Извлечённый текст >>

— О, как хорошо было бы поесть сегодня!
Когда он садился за стол, его молитва перед вкушением пищи звучала так:
— Господи Боже, сделай так, чтобы обед, который мне сейчас предстоит съесть, был хорошим!
Завершив трапезу, он обращался к Богу с послеобеденной молитвой:
— Господи Боже, сделай так, чтобы я хорошо переварил только что съеденный мною обед!
Что же касается аббата Мюло, не церемонившегося с кардиналом, то, вполне понятно, с посторонними он церемонился еще меньше, чем с его высокопреосвященством; свидетельство тому — его ответ маркизу д’Эффиа.
Мы уже упоминали его нос, которому выпитое аббатом вино передало в конце концов свой цвет. И в самом деле, славный аббат настолько любил вино, что он не мог удержаться и не высказать едкий упрек всем тем, чье вино не было хорошим; так что, когда ему случалось обедать не у себя дома и ему подавали вино, которое не приходилось ему по вкусу, он подзывал к спинке своего стула слуг и выговаривал им:
— Ну какие же вы негодяи!

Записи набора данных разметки

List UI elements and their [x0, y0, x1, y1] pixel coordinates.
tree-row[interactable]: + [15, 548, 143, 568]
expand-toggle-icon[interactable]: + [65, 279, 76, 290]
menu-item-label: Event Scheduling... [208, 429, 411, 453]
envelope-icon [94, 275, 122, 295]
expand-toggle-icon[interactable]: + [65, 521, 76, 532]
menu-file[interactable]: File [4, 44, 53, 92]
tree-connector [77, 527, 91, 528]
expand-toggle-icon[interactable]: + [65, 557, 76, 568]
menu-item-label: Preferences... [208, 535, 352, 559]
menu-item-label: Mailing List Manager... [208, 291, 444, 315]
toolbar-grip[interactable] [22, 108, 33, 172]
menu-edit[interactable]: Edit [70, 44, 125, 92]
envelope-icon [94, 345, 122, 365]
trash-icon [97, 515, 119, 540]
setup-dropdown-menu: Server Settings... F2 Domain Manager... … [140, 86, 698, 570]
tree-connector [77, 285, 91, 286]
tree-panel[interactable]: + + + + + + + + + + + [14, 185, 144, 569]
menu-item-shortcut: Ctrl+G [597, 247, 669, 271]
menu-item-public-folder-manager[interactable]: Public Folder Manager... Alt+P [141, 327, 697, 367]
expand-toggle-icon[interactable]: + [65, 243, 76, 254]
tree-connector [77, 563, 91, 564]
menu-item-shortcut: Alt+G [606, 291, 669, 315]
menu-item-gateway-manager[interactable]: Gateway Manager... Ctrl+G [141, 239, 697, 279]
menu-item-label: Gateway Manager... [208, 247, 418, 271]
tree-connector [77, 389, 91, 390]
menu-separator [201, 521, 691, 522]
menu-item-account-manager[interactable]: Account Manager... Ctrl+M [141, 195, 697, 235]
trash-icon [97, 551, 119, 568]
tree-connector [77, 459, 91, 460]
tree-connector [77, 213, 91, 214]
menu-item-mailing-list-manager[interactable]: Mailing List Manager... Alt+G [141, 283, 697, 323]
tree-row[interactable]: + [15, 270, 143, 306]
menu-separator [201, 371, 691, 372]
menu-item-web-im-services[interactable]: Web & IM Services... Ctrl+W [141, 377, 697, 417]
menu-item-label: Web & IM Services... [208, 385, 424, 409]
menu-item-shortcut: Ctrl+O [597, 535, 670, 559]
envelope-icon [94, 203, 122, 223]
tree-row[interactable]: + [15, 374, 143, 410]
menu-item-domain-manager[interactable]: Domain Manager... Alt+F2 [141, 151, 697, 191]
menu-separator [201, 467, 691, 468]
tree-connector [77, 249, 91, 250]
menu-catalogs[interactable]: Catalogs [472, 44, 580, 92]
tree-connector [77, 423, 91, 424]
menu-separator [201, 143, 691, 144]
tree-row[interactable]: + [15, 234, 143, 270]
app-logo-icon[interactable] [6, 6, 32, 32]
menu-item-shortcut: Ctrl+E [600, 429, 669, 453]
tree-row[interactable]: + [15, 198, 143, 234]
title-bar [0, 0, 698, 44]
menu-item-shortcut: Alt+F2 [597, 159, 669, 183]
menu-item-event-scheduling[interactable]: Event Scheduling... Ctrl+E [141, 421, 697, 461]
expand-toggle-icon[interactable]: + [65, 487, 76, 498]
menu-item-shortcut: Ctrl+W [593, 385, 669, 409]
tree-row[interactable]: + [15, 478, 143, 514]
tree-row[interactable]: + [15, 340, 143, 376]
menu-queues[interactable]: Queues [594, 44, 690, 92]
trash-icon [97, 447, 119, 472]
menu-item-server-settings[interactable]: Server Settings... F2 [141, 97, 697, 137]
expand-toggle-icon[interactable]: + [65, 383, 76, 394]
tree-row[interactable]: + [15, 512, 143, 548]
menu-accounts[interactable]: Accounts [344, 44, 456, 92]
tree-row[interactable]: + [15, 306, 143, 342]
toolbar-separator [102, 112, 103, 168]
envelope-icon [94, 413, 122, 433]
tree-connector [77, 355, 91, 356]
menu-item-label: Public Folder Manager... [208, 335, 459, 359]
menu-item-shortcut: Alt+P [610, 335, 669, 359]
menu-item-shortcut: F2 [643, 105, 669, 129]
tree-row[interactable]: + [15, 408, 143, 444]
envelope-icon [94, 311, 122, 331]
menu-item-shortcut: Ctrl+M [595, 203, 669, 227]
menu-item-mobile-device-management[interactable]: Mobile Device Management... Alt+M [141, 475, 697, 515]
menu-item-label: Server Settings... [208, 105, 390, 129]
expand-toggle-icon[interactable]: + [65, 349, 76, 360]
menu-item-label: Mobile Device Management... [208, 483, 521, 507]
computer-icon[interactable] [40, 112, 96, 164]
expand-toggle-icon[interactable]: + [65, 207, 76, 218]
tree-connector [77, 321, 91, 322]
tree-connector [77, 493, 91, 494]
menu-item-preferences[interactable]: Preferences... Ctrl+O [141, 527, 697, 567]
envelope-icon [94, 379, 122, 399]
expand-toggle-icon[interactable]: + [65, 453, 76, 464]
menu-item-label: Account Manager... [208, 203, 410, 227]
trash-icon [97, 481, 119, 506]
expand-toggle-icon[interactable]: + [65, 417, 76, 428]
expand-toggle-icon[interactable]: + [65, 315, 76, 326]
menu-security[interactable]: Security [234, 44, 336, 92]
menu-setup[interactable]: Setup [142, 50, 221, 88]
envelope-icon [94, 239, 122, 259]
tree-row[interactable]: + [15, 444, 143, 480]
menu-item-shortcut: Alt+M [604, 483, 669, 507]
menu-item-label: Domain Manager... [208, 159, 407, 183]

Выполните задание >>
Перепишите фрагмент текста об аббате Мюло, начиная с «Что же касается» и заканчивая «же вы негодяи!», заменив «вино» на «пиво».

Решение упражнения >>
Что же касается аббата Мюло, не церемонившегося с кардиналом, то, вполне понятно, с посторонними он церемонился еще меньше, чем с его высокопреосвященством; свидетельство тому — его ответ маркизу д’Эффиа.
Мы уже упоминали его нос, которому выпитое аббатом пиво передало в конце концов свой цвет. И в самом деле, славный аббат настолько любил пиво, что он не мог удержаться и не высказать едкий упрек всем тем, чье пиво не было хорошим; так что, когда ему случалось обедать не у себя дома и ему подавали пиво, которое не приходилось ему по вкусу, он подзывал к спинке своего стула слуг и выговаривал им:
— Ну какие же вы негодяи!